(Figure record listings)
***
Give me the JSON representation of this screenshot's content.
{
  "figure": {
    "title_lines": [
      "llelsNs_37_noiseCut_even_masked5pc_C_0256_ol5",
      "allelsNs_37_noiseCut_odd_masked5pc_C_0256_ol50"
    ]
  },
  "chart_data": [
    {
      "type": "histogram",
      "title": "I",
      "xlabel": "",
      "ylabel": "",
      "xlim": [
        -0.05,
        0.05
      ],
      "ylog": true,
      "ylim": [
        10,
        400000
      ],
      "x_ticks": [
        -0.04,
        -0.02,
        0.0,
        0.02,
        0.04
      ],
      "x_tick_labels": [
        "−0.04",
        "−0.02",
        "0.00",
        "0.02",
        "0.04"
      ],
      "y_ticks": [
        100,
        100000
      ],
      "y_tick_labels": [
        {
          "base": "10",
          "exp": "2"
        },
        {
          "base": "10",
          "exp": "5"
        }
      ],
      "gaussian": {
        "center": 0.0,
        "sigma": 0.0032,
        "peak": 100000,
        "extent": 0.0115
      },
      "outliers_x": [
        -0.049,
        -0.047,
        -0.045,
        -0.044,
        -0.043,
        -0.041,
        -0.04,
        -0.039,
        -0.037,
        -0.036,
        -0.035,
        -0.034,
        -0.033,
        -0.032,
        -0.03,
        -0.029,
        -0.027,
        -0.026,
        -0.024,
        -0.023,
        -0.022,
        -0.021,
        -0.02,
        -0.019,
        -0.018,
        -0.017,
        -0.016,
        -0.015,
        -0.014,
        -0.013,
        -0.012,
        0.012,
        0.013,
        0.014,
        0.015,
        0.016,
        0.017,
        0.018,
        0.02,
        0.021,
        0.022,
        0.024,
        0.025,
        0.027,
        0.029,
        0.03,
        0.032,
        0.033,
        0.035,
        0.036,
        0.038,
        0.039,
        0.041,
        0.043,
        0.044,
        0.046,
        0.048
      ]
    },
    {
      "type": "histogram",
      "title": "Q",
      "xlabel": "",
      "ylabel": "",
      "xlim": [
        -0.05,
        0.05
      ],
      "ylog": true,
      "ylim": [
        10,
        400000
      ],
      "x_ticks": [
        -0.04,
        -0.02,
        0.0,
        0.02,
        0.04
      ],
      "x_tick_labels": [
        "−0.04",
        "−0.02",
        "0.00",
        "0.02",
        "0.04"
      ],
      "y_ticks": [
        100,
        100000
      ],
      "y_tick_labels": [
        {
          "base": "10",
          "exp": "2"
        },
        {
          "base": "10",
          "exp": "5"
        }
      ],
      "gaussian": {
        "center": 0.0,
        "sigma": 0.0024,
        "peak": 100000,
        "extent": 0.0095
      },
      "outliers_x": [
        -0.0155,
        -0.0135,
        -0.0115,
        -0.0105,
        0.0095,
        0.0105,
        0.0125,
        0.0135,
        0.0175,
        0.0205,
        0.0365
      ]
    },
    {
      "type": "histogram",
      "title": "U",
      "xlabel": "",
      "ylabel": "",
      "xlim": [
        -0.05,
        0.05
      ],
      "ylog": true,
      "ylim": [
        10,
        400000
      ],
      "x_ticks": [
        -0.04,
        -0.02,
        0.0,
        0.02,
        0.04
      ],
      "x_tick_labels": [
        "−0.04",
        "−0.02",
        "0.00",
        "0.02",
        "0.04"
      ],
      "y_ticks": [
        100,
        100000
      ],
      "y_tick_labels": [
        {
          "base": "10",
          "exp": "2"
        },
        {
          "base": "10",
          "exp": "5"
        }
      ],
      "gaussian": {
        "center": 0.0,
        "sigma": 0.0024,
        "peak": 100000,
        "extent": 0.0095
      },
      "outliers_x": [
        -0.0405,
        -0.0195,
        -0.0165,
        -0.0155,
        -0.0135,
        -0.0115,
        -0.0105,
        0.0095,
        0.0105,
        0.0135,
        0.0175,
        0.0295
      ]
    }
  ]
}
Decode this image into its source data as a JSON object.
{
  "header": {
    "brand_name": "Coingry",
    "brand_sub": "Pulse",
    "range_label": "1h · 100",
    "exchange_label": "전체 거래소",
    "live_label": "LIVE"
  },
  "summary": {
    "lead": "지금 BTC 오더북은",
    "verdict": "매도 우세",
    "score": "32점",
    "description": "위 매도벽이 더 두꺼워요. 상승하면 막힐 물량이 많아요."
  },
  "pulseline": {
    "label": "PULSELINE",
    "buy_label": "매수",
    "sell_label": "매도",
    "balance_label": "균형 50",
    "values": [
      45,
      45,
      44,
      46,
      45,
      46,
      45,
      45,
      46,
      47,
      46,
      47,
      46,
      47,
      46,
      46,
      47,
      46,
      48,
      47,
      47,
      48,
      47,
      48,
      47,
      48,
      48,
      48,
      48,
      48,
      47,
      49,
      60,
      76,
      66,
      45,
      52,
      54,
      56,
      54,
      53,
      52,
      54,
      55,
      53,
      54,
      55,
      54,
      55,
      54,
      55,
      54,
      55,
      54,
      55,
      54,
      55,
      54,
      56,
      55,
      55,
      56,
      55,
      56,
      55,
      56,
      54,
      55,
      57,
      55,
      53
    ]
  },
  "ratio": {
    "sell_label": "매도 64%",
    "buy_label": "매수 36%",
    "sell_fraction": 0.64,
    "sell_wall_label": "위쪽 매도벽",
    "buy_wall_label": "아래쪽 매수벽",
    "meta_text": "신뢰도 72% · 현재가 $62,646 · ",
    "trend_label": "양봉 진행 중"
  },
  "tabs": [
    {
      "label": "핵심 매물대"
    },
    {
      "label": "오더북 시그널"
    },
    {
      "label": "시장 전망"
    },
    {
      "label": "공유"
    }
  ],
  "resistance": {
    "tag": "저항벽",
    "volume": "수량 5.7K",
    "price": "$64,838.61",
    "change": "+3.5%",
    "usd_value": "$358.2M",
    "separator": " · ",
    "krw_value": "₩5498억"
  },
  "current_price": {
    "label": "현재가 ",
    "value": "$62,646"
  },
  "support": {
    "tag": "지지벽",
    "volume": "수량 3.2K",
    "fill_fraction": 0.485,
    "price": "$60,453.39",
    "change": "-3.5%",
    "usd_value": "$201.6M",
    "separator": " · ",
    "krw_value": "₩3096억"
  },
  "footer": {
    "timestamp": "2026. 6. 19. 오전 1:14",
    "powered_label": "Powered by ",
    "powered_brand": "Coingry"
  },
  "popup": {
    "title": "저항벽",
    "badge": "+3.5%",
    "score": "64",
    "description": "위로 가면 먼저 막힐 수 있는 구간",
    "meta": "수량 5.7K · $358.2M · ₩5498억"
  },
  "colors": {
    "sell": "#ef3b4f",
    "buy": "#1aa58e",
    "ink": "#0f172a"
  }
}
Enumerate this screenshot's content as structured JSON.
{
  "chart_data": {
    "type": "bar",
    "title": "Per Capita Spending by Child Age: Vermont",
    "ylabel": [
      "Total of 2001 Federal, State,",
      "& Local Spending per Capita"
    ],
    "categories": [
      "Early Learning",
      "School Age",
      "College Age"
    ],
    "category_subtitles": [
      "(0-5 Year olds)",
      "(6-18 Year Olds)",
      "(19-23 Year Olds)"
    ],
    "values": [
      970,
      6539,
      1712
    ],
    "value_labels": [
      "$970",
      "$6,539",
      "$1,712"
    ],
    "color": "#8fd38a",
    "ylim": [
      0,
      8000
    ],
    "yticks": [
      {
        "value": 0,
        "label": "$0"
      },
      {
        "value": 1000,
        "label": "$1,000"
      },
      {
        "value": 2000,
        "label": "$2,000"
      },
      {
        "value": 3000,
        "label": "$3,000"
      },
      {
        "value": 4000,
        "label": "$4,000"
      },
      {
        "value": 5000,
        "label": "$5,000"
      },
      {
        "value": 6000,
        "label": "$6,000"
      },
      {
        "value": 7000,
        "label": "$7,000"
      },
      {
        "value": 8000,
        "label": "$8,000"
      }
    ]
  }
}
***
- [What is asked]
Take every line containing the word "this" and copy it.

- [Worked solution]
Give me the JSON representation of this screenshot's content.
Decode this image into its source data as a JSON object.
Enumerate this screenshot's content as structured JSON.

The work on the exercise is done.